┌──

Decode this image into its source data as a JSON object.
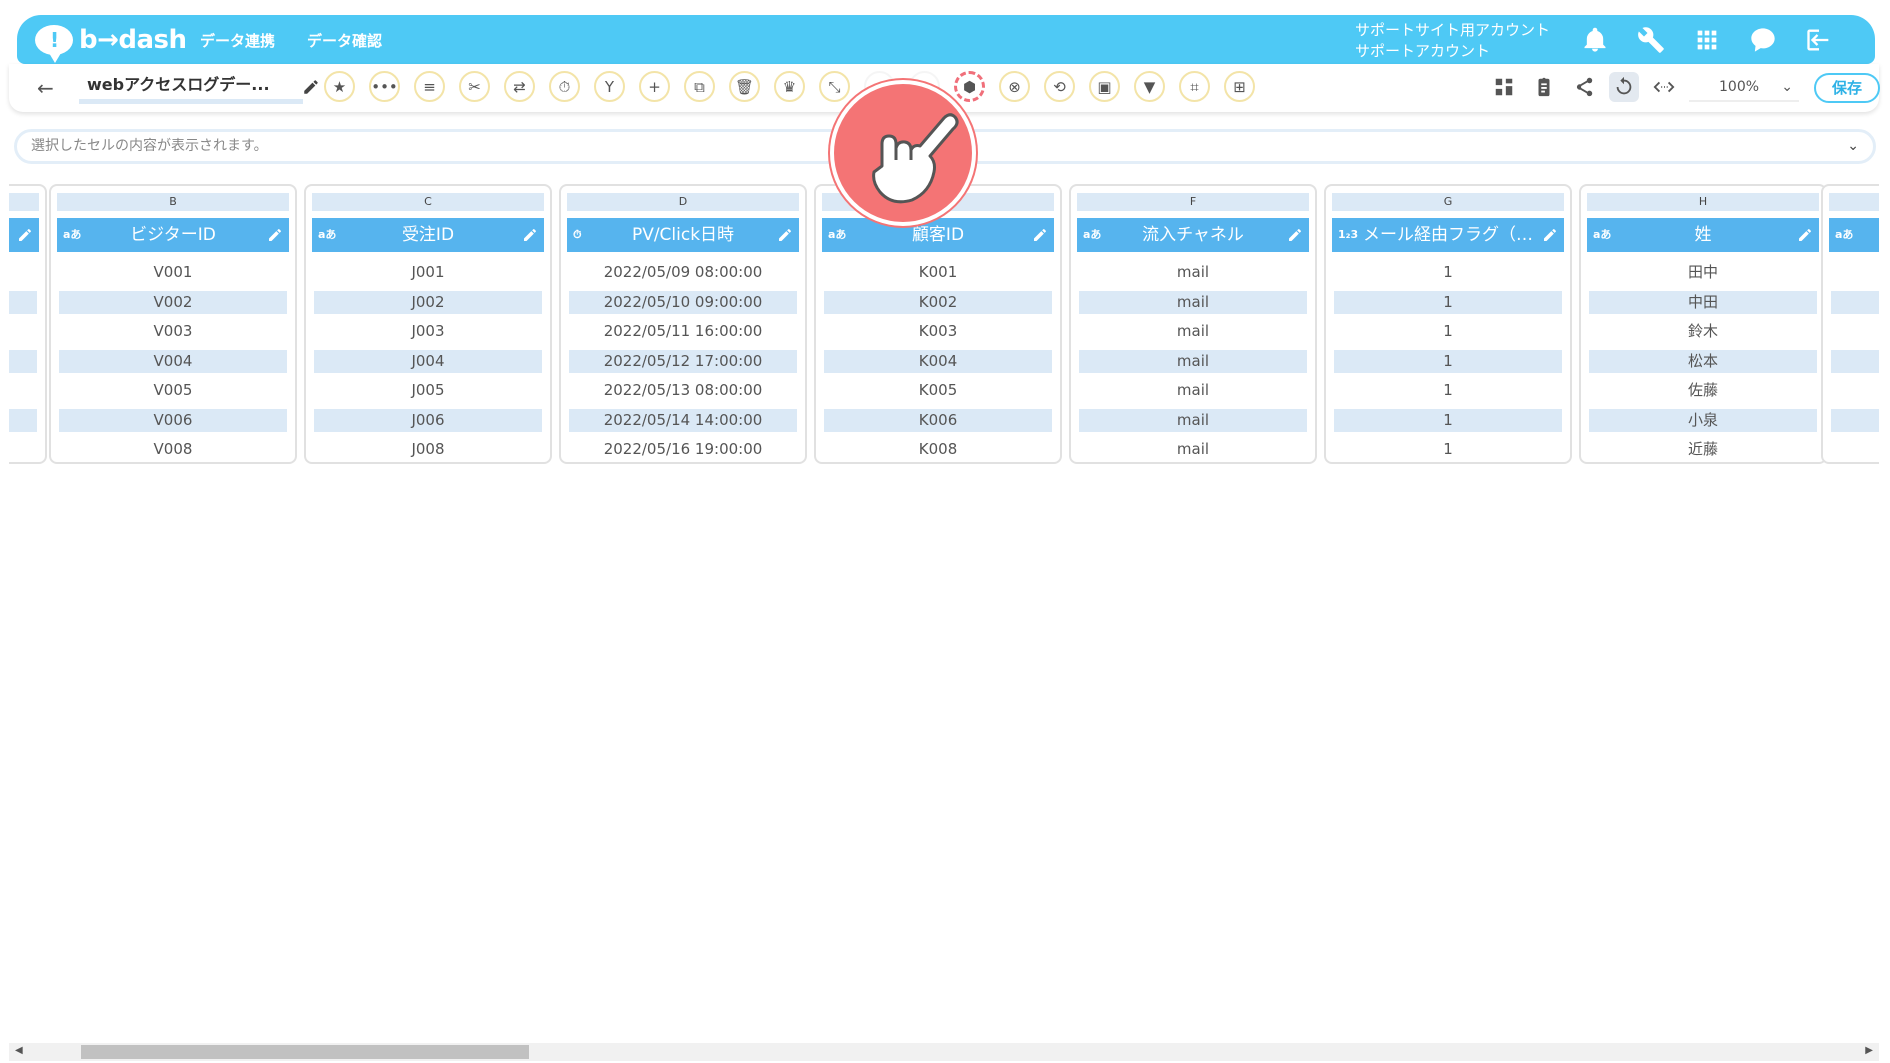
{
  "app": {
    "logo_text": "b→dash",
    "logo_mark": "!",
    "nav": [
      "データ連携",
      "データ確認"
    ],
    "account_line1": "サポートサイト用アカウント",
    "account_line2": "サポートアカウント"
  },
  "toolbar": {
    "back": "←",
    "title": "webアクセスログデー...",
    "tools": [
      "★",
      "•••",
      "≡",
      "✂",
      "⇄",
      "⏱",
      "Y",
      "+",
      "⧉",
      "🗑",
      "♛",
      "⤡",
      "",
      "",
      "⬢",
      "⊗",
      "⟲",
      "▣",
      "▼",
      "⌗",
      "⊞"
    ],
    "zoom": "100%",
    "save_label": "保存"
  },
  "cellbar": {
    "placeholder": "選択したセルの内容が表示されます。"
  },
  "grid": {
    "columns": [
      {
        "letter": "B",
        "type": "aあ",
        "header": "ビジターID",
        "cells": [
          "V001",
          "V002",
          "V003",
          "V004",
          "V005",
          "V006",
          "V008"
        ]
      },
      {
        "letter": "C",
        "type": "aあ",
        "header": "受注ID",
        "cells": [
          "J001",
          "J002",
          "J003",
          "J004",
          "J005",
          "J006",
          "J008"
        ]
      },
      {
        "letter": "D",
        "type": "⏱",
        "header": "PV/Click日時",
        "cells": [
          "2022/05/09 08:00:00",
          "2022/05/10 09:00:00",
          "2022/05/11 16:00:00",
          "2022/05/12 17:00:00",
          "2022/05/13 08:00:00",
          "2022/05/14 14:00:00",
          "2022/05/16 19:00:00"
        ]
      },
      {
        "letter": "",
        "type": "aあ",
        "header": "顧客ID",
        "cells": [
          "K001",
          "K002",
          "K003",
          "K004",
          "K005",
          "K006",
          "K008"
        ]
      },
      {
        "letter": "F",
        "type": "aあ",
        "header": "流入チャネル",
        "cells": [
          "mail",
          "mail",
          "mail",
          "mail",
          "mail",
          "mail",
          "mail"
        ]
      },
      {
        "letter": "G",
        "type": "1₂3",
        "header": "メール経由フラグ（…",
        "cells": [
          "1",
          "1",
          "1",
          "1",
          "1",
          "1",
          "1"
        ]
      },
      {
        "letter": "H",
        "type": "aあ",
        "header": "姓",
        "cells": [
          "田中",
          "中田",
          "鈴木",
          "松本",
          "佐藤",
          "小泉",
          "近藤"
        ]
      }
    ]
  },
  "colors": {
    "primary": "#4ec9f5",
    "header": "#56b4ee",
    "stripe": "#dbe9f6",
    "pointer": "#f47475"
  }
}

└──

* BRIEF *
Quote the material exactly. Pictures stay out.

* RESPONSE BELOW *
Decode this image into its source data as a JSON object.
{
  "app": {
    "logo_text": "b→dash",
    "logo_mark": "!",
    "nav": [
      "データ連携",
      "データ確認"
    ],
    "account_line1": "サポートサイト用アカウント",
    "account_line2": "サポートアカウント"
  },
  "toolbar": {
    "back": "←",
    "title": "webアクセスログデー...",
    "tools": [
      "★",
      "•••",
      "≡",
      "✂",
      "⇄",
      "⏱",
      "Y",
      "+",
      "⧉",
      "🗑",
      "♛",
      "⤡",
      "",
      "",
      "⬢",
      "⊗",
      "⟲",
      "▣",
      "▼",
      "⌗",
      "⊞"
    ],
    "zoom": "100%",
    "save_label": "保存"
  },
  "cellbar": {
    "placeholder": "選択したセルの内容が表示されます。"
  },
  "grid": {
    "columns": [
      {
        "letter": "B",
        "type": "aあ",
        "header": "ビジターID",
        "cells": [
          "V001",
          "V002",
          "V003",
          "V004",
          "V005",
          "V006",
          "V008"
        ]
      },
      {
        "letter": "C",
        "type": "aあ",
        "header": "受注ID",
        "cells": [
          "J001",
          "J002",
          "J003",
          "J004",
          "J005",
          "J006",
          "J008"
        ]
      },
      {
        "letter": "D",
        "type": "⏱",
        "header": "PV/Click日時",
        "cells": [
          "2022/05/09 08:00:00",
          "2022/05/10 09:00:00",
          "2022/05/11 16:00:00",
          "2022/05/12 17:00:00",
          "2022/05/13 08:00:00",
          "2022/05/14 14:00:00",
          "2022/05/16 19:00:00"
        ]
      },
      {
        "letter": "",
        "type": "aあ",
        "header": "顧客ID",
        "cells": [
          "K001",
          "K002",
          "K003",
          "K004",
          "K005",
          "K006",
          "K008"
        ]
      },
      {
        "letter": "F",
        "type": "aあ",
        "header": "流入チャネル",
        "cells": [
          "mail",
          "mail",
          "mail",
          "mail",
          "mail",
          "mail",
          "mail"
        ]
      },
      {
        "letter": "G",
        "type": "1₂3",
        "header": "メール経由フラグ（…",
        "cells": [
          "1",
          "1",
          "1",
          "1",
          "1",
          "1",
          "1"
        ]
      },
      {
        "letter": "H",
        "type": "aあ",
        "header": "姓",
        "cells": [
          "田中",
          "中田",
          "鈴木",
          "松本",
          "佐藤",
          "小泉",
          "近藤"
        ]
      }
    ]
  },
  "colors": {
    "primary": "#4ec9f5",
    "header": "#56b4ee",
    "stripe": "#dbe9f6",
    "pointer": "#f47475"
  }
}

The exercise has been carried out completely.